Produce an exact copy of all the data below, dropping every image.

------ Supplied data ------

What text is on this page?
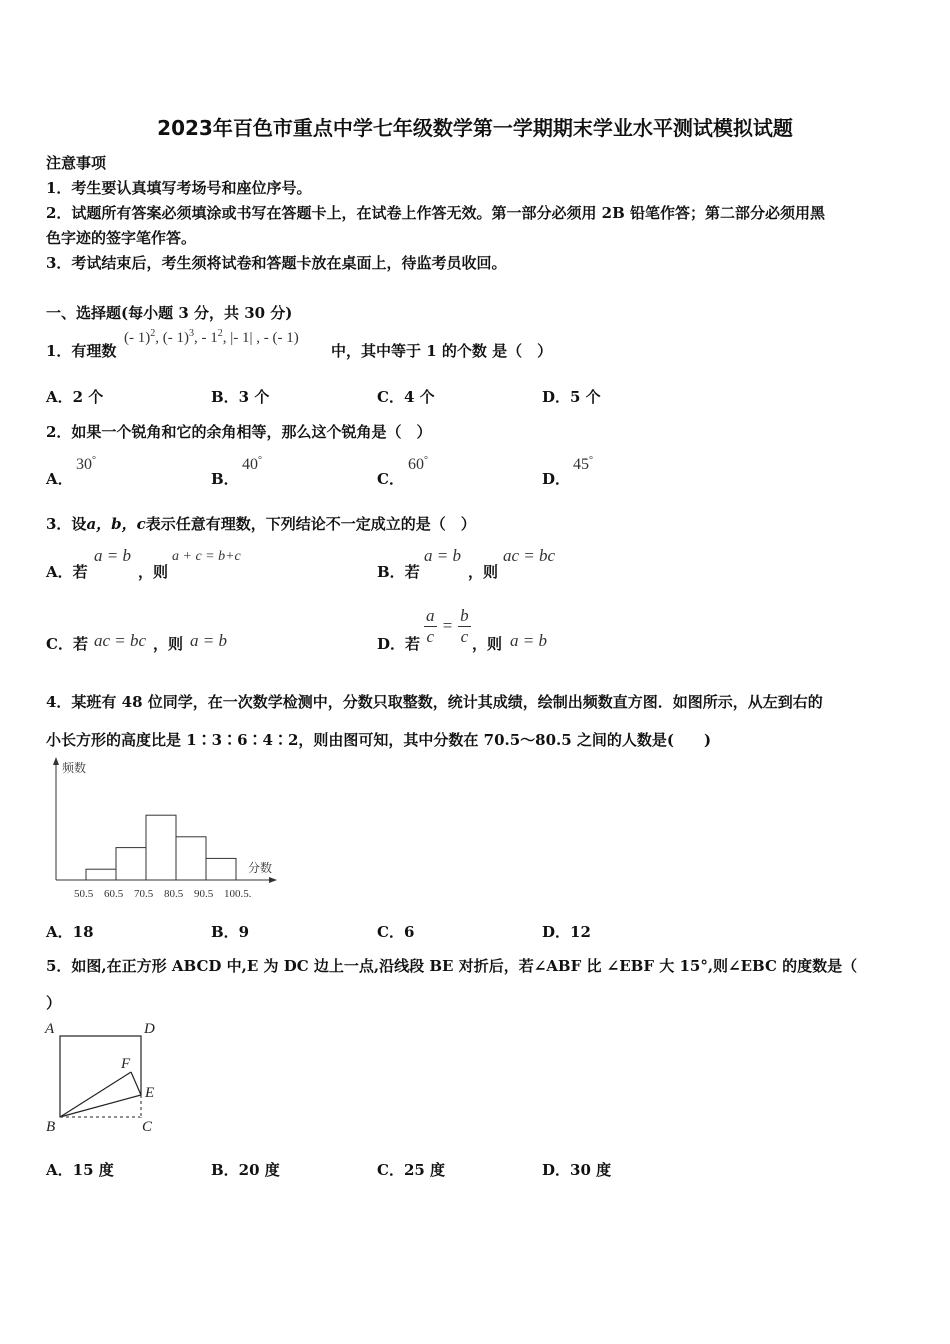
2023年百色市重点中学七年级数学第一学期期末学业水平测试模拟试题
注意事项
1．考生要认真填写考场号和座位序号。
2．试题所有答案必须填涂或书写在答题卡上，在试卷上作答无效。第一部分必须用 2B 铅笔作答；第二部分必须用黑
色字迹的签字笔作答。
3．考试结束后，考生须将试卷和答题卡放在桌面上，待监考员收回。
一、选择题(每小题 3 分，共 30 分)
1．有理数
(- 1)$^2$, (- 1)$^3$, - $1^2$, |- 1| , - (- 1)
中，其中等于 1 的个数 是（　）
A．2 个	B．3 个	C．4 个	D．5 个
2．如果一个锐角和它的余角相等，那么这个锐角是（　）
A．
30°
B．
40°
C．
60°
D．
45°
3．设a，b，c表示任意有理数，下列结论不一定成立的是（　）
A．若
a = b
，则
a + c = b+c
B．若
a = b
，则
ac = bc
C．若 ac = bc ，则 a = b	D．若 $\frac{a}{c} = \frac{b}{c}$ ，则 a = b
4．某班有 48 位同学，在一次数学检测中，分数只取整数，统计其成绩，绘制出频数直方图．如图所示，从左到右的
小长方形的高度比是 1∶3∶6∶4∶2，则由图可知，其中分数在 70.5～80.5 之间的人数是(　　)
频数
分数
50.5 60.5 70.5 80.5 90.5 100.5.
A．18	B．9	C．6	D．12
5．如图,在正方形 ABCD 中,E 为 DC 边上一点,沿线段 BE 对折后，若∠ABF 比 ∠EBF 大 15°,则∠EBC 的度数是（
）
A	D
F
E
B	C
A．15 度	B．20 度	C．25 度	D．30 度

------

**Result of this task**:
What text is on this page?
2023年百色市重点中学七年级数学第一学期期末学业水平测试模拟试题
注意事项
1．考生要认真填写考场号和座位序号。
2．试题所有答案必须填涂或书写在答题卡上，在试卷上作答无效。第一部分必须用 2B 铅笔作答；第二部分必须用黑
色字迹的签字笔作答。
3．考试结束后，考生须将试卷和答题卡放在桌面上，待监考员收回。
一、选择题(每小题 3 分，共 30 分)
1．有理数
(- 1)$^2$, (- 1)$^3$, - $1^2$, |- 1| , - (- 1)
中，其中等于 1 的个数 是（　）
A．2 个	B．3 个	C．4 个	D．5 个
2．如果一个锐角和它的余角相等，那么这个锐角是（　）
A．
30°
B．
40°
C．
60°
D．
45°
3．设a，b，c表示任意有理数，下列结论不一定成立的是（　）
A．若
a = b
，则
a + c = b+c
B．若
a = b
，则
ac = bc
C．若 ac = bc ，则 a = b	D．若 $\frac{a}{c} = \frac{b}{c}$ ，则 a = b
4．某班有 48 位同学，在一次数学检测中，分数只取整数，统计其成绩，绘制出频数直方图．如图所示，从左到右的
小长方形的高度比是 1∶3∶6∶4∶2，则由图可知，其中分数在 70.5～80.5 之间的人数是(　　)
频数
分数
50.5 60.5 70.5 80.5 90.5 100.5.
A．18	B．9	C．6	D．12
5．如图,在正方形 ABCD 中,E 为 DC 边上一点,沿线段 BE 对折后，若∠ABF 比 ∠EBF 大 15°,则∠EBC 的度数是（
）
A	D
F
E
B	C
A．15 度	B．20 度	C．25 度	D．30 度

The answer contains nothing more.